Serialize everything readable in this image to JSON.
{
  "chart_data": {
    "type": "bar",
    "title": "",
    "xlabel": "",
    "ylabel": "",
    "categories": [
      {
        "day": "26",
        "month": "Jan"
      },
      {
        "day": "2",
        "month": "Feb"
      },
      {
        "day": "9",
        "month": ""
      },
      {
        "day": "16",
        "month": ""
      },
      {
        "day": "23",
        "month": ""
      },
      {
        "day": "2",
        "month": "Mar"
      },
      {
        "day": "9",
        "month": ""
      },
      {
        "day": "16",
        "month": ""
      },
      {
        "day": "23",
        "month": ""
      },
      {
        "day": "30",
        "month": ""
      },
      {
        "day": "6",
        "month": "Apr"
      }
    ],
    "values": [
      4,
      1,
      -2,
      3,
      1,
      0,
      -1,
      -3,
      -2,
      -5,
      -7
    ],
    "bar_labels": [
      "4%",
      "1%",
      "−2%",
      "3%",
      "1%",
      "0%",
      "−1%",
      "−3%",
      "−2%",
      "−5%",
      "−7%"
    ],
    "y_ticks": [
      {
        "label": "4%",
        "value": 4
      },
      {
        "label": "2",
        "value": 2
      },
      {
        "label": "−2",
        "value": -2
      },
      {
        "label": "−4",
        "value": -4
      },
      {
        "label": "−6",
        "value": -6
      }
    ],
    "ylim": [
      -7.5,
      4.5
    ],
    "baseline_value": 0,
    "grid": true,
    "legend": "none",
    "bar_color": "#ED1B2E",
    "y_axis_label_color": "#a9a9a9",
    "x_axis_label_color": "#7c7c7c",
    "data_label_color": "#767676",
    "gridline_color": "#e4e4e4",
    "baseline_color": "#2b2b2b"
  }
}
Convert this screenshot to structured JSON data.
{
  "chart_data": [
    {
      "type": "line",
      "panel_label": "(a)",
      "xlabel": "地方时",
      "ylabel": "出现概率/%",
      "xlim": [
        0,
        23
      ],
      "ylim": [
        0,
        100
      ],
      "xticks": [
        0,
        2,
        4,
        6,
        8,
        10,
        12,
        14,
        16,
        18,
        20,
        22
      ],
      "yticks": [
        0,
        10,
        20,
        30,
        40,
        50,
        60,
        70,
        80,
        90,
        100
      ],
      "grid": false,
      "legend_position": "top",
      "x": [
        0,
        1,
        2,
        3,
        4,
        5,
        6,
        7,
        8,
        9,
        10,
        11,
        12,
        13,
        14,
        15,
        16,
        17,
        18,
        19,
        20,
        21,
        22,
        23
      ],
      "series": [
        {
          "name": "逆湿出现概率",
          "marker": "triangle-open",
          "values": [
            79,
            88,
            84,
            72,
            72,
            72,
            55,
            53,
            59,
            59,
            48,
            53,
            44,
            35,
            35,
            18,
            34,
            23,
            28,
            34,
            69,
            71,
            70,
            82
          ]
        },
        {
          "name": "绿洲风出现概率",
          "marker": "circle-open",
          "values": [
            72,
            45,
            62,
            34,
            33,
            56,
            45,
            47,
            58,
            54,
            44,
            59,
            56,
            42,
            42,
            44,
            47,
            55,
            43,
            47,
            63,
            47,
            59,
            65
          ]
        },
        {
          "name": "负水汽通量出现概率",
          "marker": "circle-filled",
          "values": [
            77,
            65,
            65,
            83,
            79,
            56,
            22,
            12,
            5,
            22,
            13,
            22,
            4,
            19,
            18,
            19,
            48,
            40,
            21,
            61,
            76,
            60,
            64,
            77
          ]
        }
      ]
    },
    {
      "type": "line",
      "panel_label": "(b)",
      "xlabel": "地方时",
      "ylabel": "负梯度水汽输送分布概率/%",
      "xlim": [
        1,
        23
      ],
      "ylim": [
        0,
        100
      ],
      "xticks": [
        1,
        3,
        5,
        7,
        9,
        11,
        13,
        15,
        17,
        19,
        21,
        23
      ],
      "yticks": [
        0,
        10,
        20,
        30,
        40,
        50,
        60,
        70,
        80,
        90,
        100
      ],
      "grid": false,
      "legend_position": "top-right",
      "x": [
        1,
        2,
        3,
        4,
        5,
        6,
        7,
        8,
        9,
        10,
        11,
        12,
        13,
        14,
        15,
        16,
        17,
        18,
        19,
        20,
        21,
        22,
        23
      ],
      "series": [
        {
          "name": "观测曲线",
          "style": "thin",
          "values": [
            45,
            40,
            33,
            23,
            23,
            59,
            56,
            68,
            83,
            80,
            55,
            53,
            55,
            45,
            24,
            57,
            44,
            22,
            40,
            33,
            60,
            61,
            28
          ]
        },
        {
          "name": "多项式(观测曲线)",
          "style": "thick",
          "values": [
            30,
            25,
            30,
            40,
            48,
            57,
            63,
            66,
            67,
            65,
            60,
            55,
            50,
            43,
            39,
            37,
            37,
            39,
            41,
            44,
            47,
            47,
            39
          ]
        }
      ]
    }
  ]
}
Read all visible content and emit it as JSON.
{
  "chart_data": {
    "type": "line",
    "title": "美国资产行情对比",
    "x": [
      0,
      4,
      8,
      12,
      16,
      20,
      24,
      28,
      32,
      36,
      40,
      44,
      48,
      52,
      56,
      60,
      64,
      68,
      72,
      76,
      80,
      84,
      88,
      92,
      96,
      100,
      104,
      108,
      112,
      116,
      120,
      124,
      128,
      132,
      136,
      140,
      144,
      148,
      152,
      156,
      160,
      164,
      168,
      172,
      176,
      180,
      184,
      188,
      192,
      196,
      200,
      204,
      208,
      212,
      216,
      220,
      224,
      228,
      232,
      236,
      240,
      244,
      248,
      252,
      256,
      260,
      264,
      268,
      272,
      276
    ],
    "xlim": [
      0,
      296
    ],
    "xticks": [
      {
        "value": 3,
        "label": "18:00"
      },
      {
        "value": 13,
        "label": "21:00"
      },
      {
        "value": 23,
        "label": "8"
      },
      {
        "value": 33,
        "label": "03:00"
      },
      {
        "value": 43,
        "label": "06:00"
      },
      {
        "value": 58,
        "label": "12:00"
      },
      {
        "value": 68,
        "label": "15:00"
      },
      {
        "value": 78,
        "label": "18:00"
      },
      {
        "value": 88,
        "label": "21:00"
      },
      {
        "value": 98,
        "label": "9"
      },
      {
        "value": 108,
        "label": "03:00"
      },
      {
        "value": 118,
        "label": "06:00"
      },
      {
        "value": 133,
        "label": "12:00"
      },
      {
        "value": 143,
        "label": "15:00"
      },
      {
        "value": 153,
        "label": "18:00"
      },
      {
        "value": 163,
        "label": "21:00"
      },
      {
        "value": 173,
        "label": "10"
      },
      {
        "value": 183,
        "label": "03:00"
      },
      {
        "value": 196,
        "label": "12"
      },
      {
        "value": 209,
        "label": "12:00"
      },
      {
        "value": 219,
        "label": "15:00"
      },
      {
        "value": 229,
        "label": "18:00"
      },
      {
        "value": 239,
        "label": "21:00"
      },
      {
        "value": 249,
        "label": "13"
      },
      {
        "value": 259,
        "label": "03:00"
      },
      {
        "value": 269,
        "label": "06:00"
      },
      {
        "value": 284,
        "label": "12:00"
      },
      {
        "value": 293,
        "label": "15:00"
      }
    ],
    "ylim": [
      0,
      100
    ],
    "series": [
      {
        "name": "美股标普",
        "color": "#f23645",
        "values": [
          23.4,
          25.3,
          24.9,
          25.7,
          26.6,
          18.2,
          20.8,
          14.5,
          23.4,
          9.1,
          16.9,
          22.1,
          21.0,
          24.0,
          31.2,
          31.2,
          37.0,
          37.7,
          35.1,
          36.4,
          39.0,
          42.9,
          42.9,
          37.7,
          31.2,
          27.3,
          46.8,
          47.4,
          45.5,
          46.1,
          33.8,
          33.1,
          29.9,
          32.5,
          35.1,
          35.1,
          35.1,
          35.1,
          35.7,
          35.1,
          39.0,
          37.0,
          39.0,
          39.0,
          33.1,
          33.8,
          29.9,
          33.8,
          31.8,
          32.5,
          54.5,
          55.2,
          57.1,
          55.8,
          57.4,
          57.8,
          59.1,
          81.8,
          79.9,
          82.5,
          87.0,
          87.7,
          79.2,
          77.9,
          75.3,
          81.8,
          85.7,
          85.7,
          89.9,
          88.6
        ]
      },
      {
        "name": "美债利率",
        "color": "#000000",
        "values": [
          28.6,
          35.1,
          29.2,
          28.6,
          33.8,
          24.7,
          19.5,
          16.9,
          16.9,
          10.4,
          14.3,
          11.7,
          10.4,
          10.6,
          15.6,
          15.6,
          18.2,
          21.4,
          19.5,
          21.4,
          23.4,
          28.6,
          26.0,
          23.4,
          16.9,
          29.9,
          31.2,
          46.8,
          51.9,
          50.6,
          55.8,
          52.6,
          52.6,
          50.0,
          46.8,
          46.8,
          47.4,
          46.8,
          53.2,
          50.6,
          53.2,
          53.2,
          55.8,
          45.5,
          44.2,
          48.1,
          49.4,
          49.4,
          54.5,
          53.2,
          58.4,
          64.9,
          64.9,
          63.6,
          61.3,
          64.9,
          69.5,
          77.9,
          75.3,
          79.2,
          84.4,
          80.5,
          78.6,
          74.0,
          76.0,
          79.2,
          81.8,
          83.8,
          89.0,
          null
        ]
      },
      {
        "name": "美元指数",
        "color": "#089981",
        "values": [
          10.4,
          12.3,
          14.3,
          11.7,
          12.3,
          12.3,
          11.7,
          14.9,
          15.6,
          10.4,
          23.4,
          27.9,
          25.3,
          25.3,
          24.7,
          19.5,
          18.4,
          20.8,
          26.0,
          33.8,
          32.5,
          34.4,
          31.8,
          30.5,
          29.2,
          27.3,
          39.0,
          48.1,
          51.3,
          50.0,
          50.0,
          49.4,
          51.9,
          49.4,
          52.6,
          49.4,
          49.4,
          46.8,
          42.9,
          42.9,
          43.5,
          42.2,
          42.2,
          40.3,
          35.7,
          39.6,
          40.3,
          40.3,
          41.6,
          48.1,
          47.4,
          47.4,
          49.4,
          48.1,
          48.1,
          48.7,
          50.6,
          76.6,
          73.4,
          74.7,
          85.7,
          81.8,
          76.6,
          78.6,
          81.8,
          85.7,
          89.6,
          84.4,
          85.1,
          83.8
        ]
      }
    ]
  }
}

● ● ●

### Exercise
Find the lines above holding the word "open" and show them.

### Finished answer
          "marker": "triangle-open",
          "marker": "circle-open",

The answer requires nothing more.